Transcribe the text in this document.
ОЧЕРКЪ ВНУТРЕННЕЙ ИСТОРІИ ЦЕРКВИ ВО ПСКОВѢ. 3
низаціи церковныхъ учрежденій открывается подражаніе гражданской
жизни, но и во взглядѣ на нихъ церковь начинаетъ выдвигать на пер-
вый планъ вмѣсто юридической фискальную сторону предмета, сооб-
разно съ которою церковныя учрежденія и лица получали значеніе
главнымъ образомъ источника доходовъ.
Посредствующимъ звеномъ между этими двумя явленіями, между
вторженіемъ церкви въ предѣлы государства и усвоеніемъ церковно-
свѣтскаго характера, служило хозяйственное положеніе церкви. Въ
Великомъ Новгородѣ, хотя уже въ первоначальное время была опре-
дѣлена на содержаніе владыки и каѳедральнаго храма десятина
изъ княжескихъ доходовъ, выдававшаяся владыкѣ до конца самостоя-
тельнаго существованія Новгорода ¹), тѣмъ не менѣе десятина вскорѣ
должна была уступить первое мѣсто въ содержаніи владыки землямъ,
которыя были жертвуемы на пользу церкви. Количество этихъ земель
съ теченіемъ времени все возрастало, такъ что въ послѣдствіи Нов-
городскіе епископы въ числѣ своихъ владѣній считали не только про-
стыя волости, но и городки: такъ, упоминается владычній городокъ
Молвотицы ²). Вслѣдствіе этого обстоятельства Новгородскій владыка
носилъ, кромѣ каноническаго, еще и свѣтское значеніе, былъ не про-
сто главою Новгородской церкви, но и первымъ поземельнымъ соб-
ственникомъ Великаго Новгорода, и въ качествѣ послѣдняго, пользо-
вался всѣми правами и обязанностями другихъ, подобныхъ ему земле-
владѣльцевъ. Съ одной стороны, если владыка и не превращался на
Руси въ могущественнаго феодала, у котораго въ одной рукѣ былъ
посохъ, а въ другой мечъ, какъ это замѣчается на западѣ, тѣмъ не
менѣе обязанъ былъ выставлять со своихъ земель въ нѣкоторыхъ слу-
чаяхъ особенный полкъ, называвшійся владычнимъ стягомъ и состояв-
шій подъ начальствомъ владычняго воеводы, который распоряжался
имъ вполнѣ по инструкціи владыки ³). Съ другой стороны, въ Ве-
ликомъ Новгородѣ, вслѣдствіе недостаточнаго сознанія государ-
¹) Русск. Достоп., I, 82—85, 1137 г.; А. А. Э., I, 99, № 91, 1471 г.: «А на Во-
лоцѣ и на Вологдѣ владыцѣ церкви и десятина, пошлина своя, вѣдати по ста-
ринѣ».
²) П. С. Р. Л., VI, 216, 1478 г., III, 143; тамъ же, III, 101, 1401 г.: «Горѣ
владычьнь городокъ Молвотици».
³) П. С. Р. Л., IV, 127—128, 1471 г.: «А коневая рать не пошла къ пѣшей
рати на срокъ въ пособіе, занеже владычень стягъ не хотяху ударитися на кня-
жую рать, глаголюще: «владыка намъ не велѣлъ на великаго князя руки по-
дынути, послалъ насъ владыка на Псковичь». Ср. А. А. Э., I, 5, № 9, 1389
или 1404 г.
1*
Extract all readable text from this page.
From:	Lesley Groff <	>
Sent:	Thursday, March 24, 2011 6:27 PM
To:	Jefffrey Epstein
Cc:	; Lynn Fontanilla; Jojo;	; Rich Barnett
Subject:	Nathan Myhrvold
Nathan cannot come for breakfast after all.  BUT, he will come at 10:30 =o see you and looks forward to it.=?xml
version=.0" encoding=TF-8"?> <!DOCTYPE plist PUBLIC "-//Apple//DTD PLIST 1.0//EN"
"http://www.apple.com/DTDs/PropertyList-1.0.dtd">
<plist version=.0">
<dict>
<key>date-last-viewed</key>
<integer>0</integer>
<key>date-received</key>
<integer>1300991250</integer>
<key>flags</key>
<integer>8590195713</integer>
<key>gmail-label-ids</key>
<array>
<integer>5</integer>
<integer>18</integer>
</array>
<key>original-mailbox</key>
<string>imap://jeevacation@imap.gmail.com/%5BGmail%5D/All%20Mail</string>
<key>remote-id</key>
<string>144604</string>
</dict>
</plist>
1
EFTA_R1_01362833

--- --- ---

▸ Task goal
Take the material above and return all of it exactly.

▸ Written response
Transcribe the text in this document.
ОЧЕРКЪ ВНУТРЕННЕЙ ИСТОРІИ ЦЕРКВИ ВО ПСКОВѢ. 3
низаціи церковныхъ учрежденій открывается подражаніе гражданской
жизни, но и во взглядѣ на нихъ церковь начинаетъ выдвигать на пер-
вый планъ вмѣсто юридической фискальную сторону предмета, сооб-
разно съ которою церковныя учрежденія и лица получали значеніе
главнымъ образомъ источника доходовъ.
Посредствующимъ звеномъ между этими двумя явленіями, между
вторженіемъ церкви въ предѣлы государства и усвоеніемъ церковно-
свѣтскаго характера, служило хозяйственное положеніе церкви. Въ
Великомъ Новгородѣ, хотя уже въ первоначальное время была опре-
дѣлена на содержаніе владыки и каѳедральнаго храма десятина
изъ княжескихъ доходовъ, выдававшаяся владыкѣ до конца самостоя-
тельнаго существованія Новгорода ¹), тѣмъ не менѣе десятина вскорѣ
должна была уступить первое мѣсто въ содержаніи владыки землямъ,
которыя были жертвуемы на пользу церкви. Количество этихъ земель
съ теченіемъ времени все возрастало, такъ что въ послѣдствіи Нов-
городскіе епископы въ числѣ своихъ владѣній считали не только про-
стыя волости, но и городки: такъ, упоминается владычній городокъ
Молвотицы ²). Вслѣдствіе этого обстоятельства Новгородскій владыка
носилъ, кромѣ каноническаго, еще и свѣтское значеніе, былъ не про-
сто главою Новгородской церкви, но и первымъ поземельнымъ соб-
ственникомъ Великаго Новгорода, и въ качествѣ послѣдняго, пользо-
вался всѣми правами и обязанностями другихъ, подобныхъ ему земле-
владѣльцевъ. Съ одной стороны, если владыка и не превращался на
Руси въ могущественнаго феодала, у котораго въ одной рукѣ былъ
посохъ, а въ другой мечъ, какъ это замѣчается на западѣ, тѣмъ не
менѣе обязанъ былъ выставлять со своихъ земель въ нѣкоторыхъ слу-
чаяхъ особенный полкъ, называвшійся владычнимъ стягомъ и состояв-
шій подъ начальствомъ владычняго воеводы, который распоряжался
имъ вполнѣ по инструкціи владыки ³). Съ другой стороны, въ Ве-
ликомъ Новгородѣ, вслѣдствіе недостаточнаго сознанія государ-
¹) Русск. Достоп., I, 82—85, 1137 г.; А. А. Э., I, 99, № 91, 1471 г.: «А на Во-
лоцѣ и на Вологдѣ владыцѣ церкви и десятина, пошлина своя, вѣдати по ста-
ринѣ».
²) П. С. Р. Л., VI, 216, 1478 г., III, 143; тамъ же, III, 101, 1401 г.: «Горѣ
владычьнь городокъ Молвотици».
³) П. С. Р. Л., IV, 127—128, 1471 г.: «А коневая рать не пошла къ пѣшей
рати на срокъ въ пособіе, занеже владычень стягъ не хотяху ударитися на кня-
жую рать, глаголюще: «владыка намъ не велѣлъ на великаго князя руки по-
дынути, послалъ насъ владыка на Псковичь». Ср. А. А. Э., I, 5, № 9, 1389
или 1404 г.
1*
Extract all readable text from this page.
From:	Lesley Groff <	>
Sent:	Thursday, March 24, 2011 6:27 PM
To:	Jefffrey Epstein
Cc:	; Lynn Fontanilla; Jojo;	; Rich Barnett
Subject:	Nathan Myhrvold
Nathan cannot come for breakfast after all.  BUT, he will come at 10:30 =o see you and looks forward to it.=?xml
version=.0" encoding=TF-8"?> <!DOCTYPE plist PUBLIC "-//Apple//DTD PLIST 1.0//EN"
"http://www.apple.com/DTDs/PropertyList-1.0.dtd">
<plist version=.0">
<dict>
<key>date-last-viewed</key>
<integer>0</integer>
<key>date-received</key>
<integer>1300991250</integer>
<key>flags</key>
<integer>8590195713</integer>
<key>gmail-label-ids</key>
<array>
<integer>5</integer>
<integer>18</integer>
</array>
<key>original-mailbox</key>
<string>imap://jeevacation@imap.gmail.com/%5BGmail%5D/All%20Mail</string>
<key>remote-id</key>
<string>144604</string>
</dict>
</plist>
1
EFTA_R1_01362833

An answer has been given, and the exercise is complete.